▶ [TASK GOAL]:
Write out all of the entries exactly, please.

(Entries taken from a collection)
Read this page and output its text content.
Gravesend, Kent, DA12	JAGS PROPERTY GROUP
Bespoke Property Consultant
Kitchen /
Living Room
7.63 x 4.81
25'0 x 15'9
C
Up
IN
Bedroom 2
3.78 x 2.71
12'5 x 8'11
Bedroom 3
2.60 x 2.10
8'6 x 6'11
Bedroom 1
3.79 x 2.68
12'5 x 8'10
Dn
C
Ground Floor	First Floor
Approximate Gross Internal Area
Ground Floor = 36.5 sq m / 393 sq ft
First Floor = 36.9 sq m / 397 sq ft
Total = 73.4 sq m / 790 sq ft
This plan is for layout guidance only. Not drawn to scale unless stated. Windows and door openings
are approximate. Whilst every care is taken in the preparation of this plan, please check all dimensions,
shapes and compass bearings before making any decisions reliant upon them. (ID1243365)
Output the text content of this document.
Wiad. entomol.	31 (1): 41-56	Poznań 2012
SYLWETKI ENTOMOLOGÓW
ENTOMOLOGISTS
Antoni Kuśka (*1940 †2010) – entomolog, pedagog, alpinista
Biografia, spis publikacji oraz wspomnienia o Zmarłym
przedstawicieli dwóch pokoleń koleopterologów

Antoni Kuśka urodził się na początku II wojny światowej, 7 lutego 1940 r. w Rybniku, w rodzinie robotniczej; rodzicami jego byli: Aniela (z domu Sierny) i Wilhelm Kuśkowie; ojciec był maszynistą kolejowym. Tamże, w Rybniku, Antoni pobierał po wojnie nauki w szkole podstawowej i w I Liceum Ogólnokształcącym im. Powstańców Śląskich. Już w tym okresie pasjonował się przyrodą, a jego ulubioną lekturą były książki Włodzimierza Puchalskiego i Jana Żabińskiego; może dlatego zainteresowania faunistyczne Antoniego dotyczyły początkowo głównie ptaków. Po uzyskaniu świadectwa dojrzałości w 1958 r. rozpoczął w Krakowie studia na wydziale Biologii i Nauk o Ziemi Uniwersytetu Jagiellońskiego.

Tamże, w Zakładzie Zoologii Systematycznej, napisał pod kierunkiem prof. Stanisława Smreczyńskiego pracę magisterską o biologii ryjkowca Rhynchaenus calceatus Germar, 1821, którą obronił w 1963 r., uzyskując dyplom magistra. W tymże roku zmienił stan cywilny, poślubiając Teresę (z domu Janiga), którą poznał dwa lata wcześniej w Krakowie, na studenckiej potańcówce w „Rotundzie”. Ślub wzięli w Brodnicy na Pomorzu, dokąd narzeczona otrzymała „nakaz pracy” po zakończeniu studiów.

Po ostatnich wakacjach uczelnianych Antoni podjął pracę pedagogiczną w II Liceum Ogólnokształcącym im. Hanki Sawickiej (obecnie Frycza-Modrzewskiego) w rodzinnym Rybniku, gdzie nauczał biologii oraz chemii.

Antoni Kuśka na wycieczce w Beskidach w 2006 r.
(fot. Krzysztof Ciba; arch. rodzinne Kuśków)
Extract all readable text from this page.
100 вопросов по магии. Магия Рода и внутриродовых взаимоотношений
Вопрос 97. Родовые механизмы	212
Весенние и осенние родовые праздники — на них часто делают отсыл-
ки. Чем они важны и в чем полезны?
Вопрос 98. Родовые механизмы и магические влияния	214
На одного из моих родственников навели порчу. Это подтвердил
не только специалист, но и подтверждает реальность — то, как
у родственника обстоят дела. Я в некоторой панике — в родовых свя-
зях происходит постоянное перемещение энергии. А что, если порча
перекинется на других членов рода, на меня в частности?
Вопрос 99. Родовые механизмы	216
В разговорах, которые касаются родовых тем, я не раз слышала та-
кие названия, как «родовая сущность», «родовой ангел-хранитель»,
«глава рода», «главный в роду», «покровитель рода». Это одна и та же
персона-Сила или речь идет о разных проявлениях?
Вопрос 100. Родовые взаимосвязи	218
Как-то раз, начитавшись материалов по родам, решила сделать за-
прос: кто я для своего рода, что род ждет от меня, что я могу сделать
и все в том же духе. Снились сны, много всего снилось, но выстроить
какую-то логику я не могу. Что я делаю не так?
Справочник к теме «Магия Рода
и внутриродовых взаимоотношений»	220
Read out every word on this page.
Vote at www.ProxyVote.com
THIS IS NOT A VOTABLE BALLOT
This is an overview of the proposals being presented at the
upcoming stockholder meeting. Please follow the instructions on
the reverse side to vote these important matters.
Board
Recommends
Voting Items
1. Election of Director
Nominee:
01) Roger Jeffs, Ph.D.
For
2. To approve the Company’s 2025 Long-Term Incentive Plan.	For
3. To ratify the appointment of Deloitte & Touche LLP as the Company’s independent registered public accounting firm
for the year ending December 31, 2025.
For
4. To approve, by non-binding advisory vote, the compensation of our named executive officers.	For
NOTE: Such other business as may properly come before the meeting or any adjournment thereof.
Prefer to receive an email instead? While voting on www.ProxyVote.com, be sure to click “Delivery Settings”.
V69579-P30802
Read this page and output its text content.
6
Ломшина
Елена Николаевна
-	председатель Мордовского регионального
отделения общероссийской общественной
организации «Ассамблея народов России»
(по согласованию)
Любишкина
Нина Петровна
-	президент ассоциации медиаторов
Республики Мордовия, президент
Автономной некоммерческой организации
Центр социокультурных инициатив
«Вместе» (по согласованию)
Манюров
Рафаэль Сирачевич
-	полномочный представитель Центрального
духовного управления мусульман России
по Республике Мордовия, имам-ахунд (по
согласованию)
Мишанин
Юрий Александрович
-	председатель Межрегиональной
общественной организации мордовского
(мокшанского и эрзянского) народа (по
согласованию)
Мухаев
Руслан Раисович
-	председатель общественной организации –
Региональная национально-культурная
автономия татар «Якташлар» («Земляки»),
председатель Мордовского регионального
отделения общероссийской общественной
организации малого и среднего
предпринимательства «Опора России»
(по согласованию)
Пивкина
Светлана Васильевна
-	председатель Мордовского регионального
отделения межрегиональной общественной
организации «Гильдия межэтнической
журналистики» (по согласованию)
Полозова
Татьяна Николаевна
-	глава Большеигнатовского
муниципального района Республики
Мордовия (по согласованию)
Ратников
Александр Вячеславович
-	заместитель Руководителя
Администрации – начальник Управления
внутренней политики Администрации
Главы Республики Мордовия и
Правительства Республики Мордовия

▶ [RESPONSE]:
Read this page and output its text content.
Gravesend, Kent, DA12	JAGS PROPERTY GROUP
Bespoke Property Consultant
Kitchen /
Living Room
7.63 x 4.81
25'0 x 15'9
C
Up
IN
Bedroom 2
3.78 x 2.71
12'5 x 8'11
Bedroom 3
2.60 x 2.10
8'6 x 6'11
Bedroom 1
3.79 x 2.68
12'5 x 8'10
Dn
C
Ground Floor	First Floor
Approximate Gross Internal Area
Ground Floor = 36.5 sq m / 393 sq ft
First Floor = 36.9 sq m / 397 sq ft
Total = 73.4 sq m / 790 sq ft
This plan is for layout guidance only. Not drawn to scale unless stated. Windows and door openings
are approximate. Whilst every care is taken in the preparation of this plan, please check all dimensions,
shapes and compass bearings before making any decisions reliant upon them. (ID1243365)
Output the text content of this document.
Wiad. entomol.	31 (1): 41-56	Poznań 2012
SYLWETKI ENTOMOLOGÓW
ENTOMOLOGISTS
Antoni Kuśka (*1940 †2010) – entomolog, pedagog, alpinista
Biografia, spis publikacji oraz wspomnienia o Zmarłym
przedstawicieli dwóch pokoleń koleopterologów

Antoni Kuśka urodził się na początku II wojny światowej, 7 lutego 1940 r. w Rybniku, w rodzinie robotniczej; rodzicami jego byli: Aniela (z domu Sierny) i Wilhelm Kuśkowie; ojciec był maszynistą kolejowym. Tamże, w Rybniku, Antoni pobierał po wojnie nauki w szkole podstawowej i w I Liceum Ogólnokształcącym im. Powstańców Śląskich. Już w tym okresie pasjonował się przyrodą, a jego ulubioną lekturą były książki Włodzimierza Puchalskiego i Jana Żabińskiego; może dlatego zainteresowania faunistyczne Antoniego dotyczyły początkowo głównie ptaków. Po uzyskaniu świadectwa dojrzałości w 1958 r. rozpoczął w Krakowie studia na wydziale Biologii i Nauk o Ziemi Uniwersytetu Jagiellońskiego.

Tamże, w Zakładzie Zoologii Systematycznej, napisał pod kierunkiem prof. Stanisława Smreczyńskiego pracę magisterską o biologii ryjkowca Rhynchaenus calceatus Germar, 1821, którą obronił w 1963 r., uzyskując dyplom magistra. W tymże roku zmienił stan cywilny, poślubiając Teresę (z domu Janiga), którą poznał dwa lata wcześniej w Krakowie, na studenckiej potańcówce w „Rotundzie”. Ślub wzięli w Brodnicy na Pomorzu, dokąd narzeczona otrzymała „nakaz pracy” po zakończeniu studiów.

Po ostatnich wakacjach uczelnianych Antoni podjął pracę pedagogiczną w II Liceum Ogólnokształcącym im. Hanki Sawickiej (obecnie Frycza-Modrzewskiego) w rodzinnym Rybniku, gdzie nauczał biologii oraz chemii.

Antoni Kuśka na wycieczce w Beskidach w 2006 r.
(fot. Krzysztof Ciba; arch. rodzinne Kuśków)
Extract all readable text from this page.
100 вопросов по магии. Магия Рода и внутриродовых взаимоотношений
Вопрос 97. Родовые механизмы	212
Весенние и осенние родовые праздники — на них часто делают отсыл-
ки. Чем они важны и в чем полезны?
Вопрос 98. Родовые механизмы и магические влияния	214
На одного из моих родственников навели порчу. Это подтвердил
не только специалист, но и подтверждает реальность — то, как
у родственника обстоят дела. Я в некоторой панике — в родовых свя-
зях происходит постоянное перемещение энергии. А что, если порча
перекинется на других членов рода, на меня в частности?
Вопрос 99. Родовые механизмы	216
В разговорах, которые касаются родовых тем, я не раз слышала та-
кие названия, как «родовая сущность», «родовой ангел-хранитель»,
«глава рода», «главный в роду», «покровитель рода». Это одна и та же
персона-Сила или речь идет о разных проявлениях?
Вопрос 100. Родовые взаимосвязи	218
Как-то раз, начитавшись материалов по родам, решила сделать за-
прос: кто я для своего рода, что род ждет от меня, что я могу сделать
и все в том же духе. Снились сны, много всего снилось, но выстроить
какую-то логику я не могу. Что я делаю не так?
Справочник к теме «Магия Рода
и внутриродовых взаимоотношений»	220
Read out every word on this page.
Vote at www.ProxyVote.com
THIS IS NOT A VOTABLE BALLOT
This is an overview of the proposals being presented at the
upcoming stockholder meeting. Please follow the instructions on
the reverse side to vote these important matters.
Board
Recommends
Voting Items
1. Election of Director
Nominee:
01) Roger Jeffs, Ph.D.
For
2. To approve the Company’s 2025 Long-Term Incentive Plan.	For
3. To ratify the appointment of Deloitte & Touche LLP as the Company’s independent registered public accounting firm
for the year ending December 31, 2025.
For
4. To approve, by non-binding advisory vote, the compensation of our named executive officers.	For
NOTE: Such other business as may properly come before the meeting or any adjournment thereof.
Prefer to receive an email instead? While voting on www.ProxyVote.com, be sure to click “Delivery Settings”.
V69579-P30802
Read this page and output its text content.
6
Ломшина
Елена Николаевна
-	председатель Мордовского регионального
отделения общероссийской общественной
организации «Ассамблея народов России»
(по согласованию)
Любишкина
Нина Петровна
-	президент ассоциации медиаторов
Республики Мордовия, президент
Автономной некоммерческой организации
Центр социокультурных инициатив
«Вместе» (по согласованию)
Манюров
Рафаэль Сирачевич
-	полномочный представитель Центрального
духовного управления мусульман России
по Республике Мордовия, имам-ахунд (по
согласованию)
Мишанин
Юрий Александрович
-	председатель Межрегиональной
общественной организации мордовского
(мокшанского и эрзянского) народа (по
согласованию)
Мухаев
Руслан Раисович
-	председатель общественной организации –
Региональная национально-культурная
автономия татар «Якташлар» («Земляки»),
председатель Мордовского регионального
отделения общероссийской общественной
организации малого и среднего
предпринимательства «Опора России»
(по согласованию)
Пивкина
Светлана Васильевна
-	председатель Мордовского регионального
отделения межрегиональной общественной
организации «Гильдия межэтнической
журналистики» (по согласованию)
Полозова
Татьяна Николаевна
-	глава Большеигнатовского
муниципального района Республики
Мордовия (по согласованию)
Ратников
Александр Вячеславович
-	заместитель Руководителя
Администрации – начальник Управления
внутренней политики Администрации
Главы Республики Мордовия и
Правительства Республики Мордовия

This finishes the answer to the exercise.